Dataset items
┌──

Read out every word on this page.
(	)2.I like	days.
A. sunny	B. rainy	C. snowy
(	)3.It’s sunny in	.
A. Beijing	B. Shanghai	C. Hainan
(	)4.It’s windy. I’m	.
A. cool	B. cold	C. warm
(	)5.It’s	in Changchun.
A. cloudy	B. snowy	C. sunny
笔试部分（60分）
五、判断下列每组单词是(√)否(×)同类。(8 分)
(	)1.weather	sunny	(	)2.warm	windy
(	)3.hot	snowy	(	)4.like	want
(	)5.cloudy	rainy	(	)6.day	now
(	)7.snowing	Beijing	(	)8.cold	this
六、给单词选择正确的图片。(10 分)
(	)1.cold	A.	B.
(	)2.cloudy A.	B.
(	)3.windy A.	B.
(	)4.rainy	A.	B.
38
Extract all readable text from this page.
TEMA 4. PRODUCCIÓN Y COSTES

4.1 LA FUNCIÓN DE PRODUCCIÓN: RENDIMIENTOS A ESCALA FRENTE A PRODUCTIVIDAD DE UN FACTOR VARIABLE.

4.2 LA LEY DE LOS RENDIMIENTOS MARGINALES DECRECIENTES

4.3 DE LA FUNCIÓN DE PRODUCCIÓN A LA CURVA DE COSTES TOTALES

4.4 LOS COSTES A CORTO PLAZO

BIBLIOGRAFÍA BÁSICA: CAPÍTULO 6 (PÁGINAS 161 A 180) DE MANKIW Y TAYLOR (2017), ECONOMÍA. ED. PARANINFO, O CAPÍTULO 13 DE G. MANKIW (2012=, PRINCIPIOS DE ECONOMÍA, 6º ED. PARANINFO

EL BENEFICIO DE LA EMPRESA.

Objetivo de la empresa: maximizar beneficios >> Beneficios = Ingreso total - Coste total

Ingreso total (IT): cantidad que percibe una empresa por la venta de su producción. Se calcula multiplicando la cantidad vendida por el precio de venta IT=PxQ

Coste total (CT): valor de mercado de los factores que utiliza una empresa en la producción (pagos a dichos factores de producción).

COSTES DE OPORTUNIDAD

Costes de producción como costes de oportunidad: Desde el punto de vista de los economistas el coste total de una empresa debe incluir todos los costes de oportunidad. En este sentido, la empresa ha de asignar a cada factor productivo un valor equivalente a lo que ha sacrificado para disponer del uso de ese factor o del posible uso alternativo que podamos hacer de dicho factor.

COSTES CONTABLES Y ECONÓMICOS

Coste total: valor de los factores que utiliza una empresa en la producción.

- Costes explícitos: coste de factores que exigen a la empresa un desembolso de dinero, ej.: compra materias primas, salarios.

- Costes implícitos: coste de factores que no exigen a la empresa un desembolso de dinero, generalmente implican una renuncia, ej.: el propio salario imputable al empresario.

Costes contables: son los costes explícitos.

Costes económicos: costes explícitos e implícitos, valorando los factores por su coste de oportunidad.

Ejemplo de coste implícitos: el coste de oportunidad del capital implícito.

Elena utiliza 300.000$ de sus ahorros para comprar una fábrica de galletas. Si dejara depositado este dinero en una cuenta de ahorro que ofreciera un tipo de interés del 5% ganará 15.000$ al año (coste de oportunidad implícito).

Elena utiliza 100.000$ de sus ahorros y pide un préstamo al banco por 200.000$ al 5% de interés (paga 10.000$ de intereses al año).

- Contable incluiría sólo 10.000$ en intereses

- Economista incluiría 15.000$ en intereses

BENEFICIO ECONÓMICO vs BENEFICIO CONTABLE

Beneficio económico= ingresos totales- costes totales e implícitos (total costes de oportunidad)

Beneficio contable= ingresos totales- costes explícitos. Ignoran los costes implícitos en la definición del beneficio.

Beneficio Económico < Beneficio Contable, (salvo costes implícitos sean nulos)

└──

AIM:
Find how many lines hold the string "RENDIMIENTOS", and state that number alone.

ANSWER:
2